DashboardGenerator assists with creating monitoring dashboards.

from safeguards.monitoring.visualization import DashboardGenerator

# Create a dashboard generator
dashboard = DashboardGenerator()

Methods

`add_metric_panel`

def add_metric_panel(
    self,
    title: str,
    metric_names: List[str],
    display_type: str = "line",
    timeframe: str = "last_6h",
    agent_ids: Optional[List[str]] = None
) -> None:
    """
    Add a metrics panel to the dashboard.

    Args:
        title: Panel title
        metric_names: List of metrics to display
        display_type: Visualization type (line, gauge, bar, etc.)
        timeframe: Time range to display
        agent_ids: Optional list of agent IDs to include
    """

`add_alert_panel`

def add_alert_panel(
    self,
    title: str,
    alert_types: Optional[List[str]] = None,
    display_type: str = "list",
    max_items: int = 10
) -> None:
    """
    Add an alerts panel to the dashboard.

    Args:
        title: Panel title
        alert_types: Optional list of alert types to display
        display_type: Visualization type (list, table, etc.)

——————

SHORT PROBLEM
Translate the opening sentence of the DashboardGenerator reference, "DashboardGenerator assists with creating monitoring dashboards.", into Spanish. None of the lines have any role in what is asked here.

ENTRIES PROVIDED
——————

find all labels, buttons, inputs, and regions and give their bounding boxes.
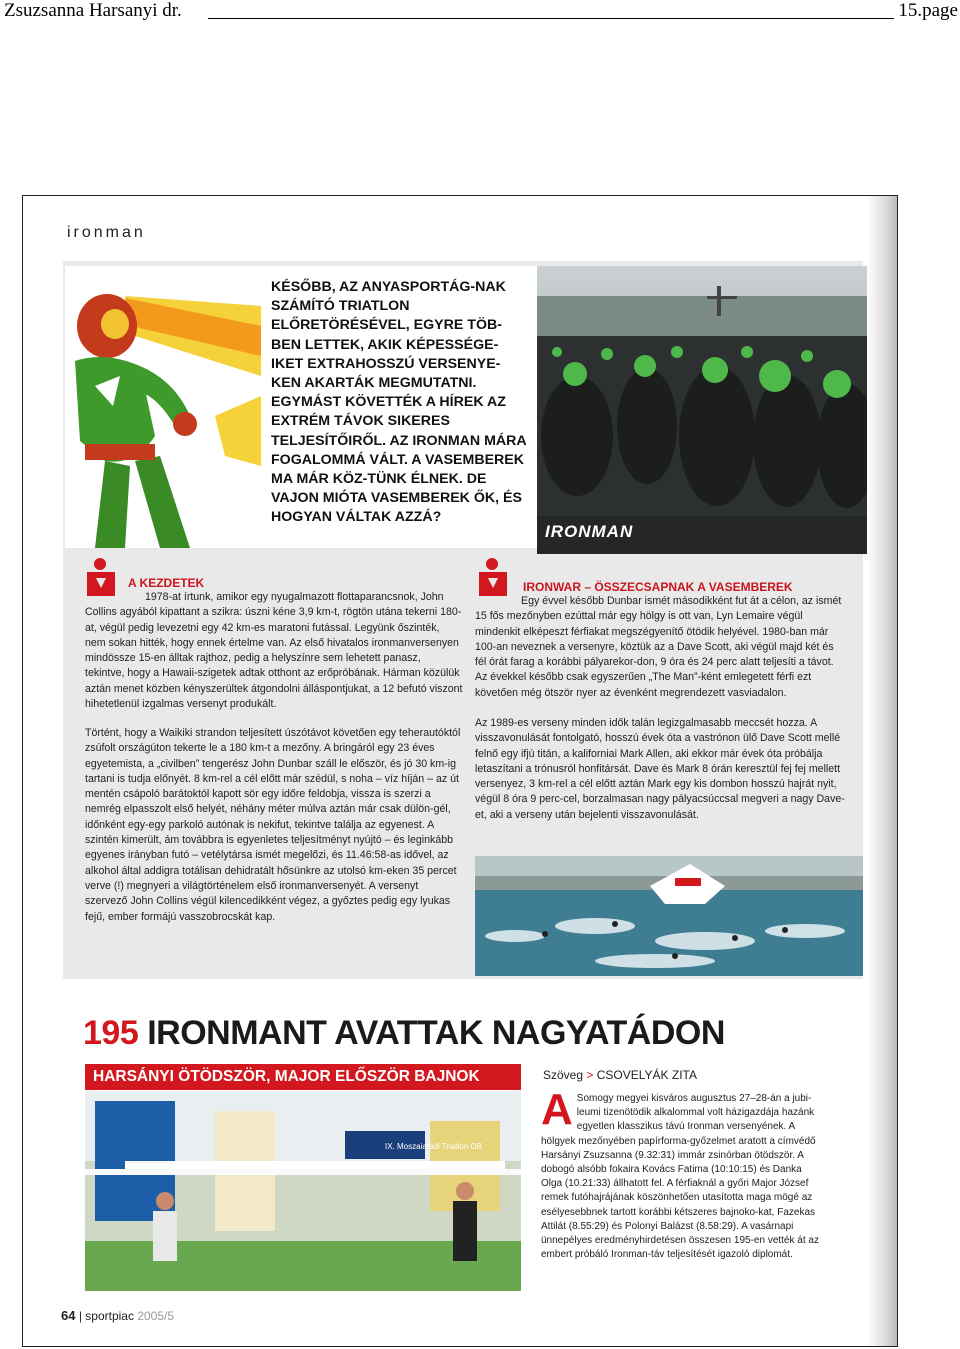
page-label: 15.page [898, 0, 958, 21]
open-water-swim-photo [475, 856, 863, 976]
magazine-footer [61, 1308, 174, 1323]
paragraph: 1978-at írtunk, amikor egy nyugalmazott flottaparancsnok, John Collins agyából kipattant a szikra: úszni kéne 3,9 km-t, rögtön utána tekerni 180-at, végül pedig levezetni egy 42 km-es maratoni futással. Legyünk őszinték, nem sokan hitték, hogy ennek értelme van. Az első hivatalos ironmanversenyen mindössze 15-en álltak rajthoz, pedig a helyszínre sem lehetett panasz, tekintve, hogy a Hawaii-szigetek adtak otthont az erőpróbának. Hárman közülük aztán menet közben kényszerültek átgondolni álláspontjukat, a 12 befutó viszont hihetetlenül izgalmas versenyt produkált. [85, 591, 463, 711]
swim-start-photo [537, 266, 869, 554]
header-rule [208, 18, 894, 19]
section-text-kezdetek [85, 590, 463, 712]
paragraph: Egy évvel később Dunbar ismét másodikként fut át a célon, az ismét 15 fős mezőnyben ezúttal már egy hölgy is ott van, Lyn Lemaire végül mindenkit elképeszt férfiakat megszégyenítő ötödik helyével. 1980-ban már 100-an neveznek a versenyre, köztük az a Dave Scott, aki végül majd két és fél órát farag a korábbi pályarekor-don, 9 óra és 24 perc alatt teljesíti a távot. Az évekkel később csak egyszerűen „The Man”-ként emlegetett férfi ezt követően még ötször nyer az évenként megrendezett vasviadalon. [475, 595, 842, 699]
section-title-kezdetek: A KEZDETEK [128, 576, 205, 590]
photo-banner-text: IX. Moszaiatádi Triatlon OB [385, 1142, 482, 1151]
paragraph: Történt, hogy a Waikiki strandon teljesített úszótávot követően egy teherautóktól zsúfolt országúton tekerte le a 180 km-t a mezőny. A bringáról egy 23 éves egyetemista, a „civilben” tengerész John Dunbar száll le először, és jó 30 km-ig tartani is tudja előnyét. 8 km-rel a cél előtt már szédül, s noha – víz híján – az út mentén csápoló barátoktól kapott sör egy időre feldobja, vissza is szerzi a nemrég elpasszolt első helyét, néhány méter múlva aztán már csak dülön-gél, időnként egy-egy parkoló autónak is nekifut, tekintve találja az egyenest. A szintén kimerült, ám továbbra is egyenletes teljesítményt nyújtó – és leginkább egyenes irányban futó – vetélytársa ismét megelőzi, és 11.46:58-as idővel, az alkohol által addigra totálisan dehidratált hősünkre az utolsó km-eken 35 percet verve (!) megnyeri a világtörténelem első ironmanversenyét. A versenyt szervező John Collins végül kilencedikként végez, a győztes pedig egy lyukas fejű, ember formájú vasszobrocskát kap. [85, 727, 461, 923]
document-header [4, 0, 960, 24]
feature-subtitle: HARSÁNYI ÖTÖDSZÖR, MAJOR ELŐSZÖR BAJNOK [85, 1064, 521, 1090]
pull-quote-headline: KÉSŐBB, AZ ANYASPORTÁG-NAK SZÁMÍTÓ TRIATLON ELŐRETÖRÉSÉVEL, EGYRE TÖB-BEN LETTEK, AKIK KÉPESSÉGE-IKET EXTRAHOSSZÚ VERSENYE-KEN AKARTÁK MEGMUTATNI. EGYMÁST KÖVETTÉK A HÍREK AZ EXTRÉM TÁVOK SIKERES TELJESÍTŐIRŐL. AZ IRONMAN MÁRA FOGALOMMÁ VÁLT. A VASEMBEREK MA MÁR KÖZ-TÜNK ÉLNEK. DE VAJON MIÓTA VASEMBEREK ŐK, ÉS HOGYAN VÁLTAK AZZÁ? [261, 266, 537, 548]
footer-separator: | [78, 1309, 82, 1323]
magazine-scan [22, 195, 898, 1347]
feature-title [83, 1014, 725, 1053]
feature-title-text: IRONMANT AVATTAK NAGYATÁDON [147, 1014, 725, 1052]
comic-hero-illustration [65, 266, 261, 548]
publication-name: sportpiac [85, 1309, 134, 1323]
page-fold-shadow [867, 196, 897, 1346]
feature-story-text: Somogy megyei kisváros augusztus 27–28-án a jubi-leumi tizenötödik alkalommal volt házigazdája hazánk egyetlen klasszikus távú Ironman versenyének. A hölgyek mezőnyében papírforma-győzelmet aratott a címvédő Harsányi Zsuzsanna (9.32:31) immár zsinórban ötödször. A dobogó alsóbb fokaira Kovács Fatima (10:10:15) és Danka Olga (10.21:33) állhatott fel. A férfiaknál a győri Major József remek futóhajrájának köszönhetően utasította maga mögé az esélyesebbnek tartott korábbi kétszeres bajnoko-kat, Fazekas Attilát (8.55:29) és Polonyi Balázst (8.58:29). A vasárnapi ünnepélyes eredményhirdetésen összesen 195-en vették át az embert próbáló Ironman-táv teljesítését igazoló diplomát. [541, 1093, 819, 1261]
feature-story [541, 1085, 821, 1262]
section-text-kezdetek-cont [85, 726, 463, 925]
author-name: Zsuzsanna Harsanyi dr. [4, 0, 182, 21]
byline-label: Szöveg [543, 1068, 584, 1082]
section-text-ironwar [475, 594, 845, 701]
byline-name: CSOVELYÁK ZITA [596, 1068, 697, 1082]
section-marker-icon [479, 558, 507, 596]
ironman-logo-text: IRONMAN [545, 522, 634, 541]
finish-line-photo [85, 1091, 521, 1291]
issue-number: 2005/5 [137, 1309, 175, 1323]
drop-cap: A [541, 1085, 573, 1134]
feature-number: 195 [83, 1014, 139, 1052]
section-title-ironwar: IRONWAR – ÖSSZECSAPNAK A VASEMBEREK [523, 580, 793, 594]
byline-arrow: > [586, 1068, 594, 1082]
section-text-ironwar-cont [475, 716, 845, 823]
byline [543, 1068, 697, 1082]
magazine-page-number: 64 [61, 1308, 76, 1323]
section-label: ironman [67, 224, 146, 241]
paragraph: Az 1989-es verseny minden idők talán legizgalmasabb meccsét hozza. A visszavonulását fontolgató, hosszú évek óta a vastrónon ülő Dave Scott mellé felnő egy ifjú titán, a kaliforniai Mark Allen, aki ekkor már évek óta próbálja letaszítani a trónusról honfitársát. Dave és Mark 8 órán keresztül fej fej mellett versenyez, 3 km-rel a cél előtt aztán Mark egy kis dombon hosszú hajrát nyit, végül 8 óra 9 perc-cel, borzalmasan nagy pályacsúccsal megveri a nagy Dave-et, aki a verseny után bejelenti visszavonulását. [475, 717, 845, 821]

——————

ANSWER IN FULL
DashboardGenerator ayuda a crear paneles de monitoreo.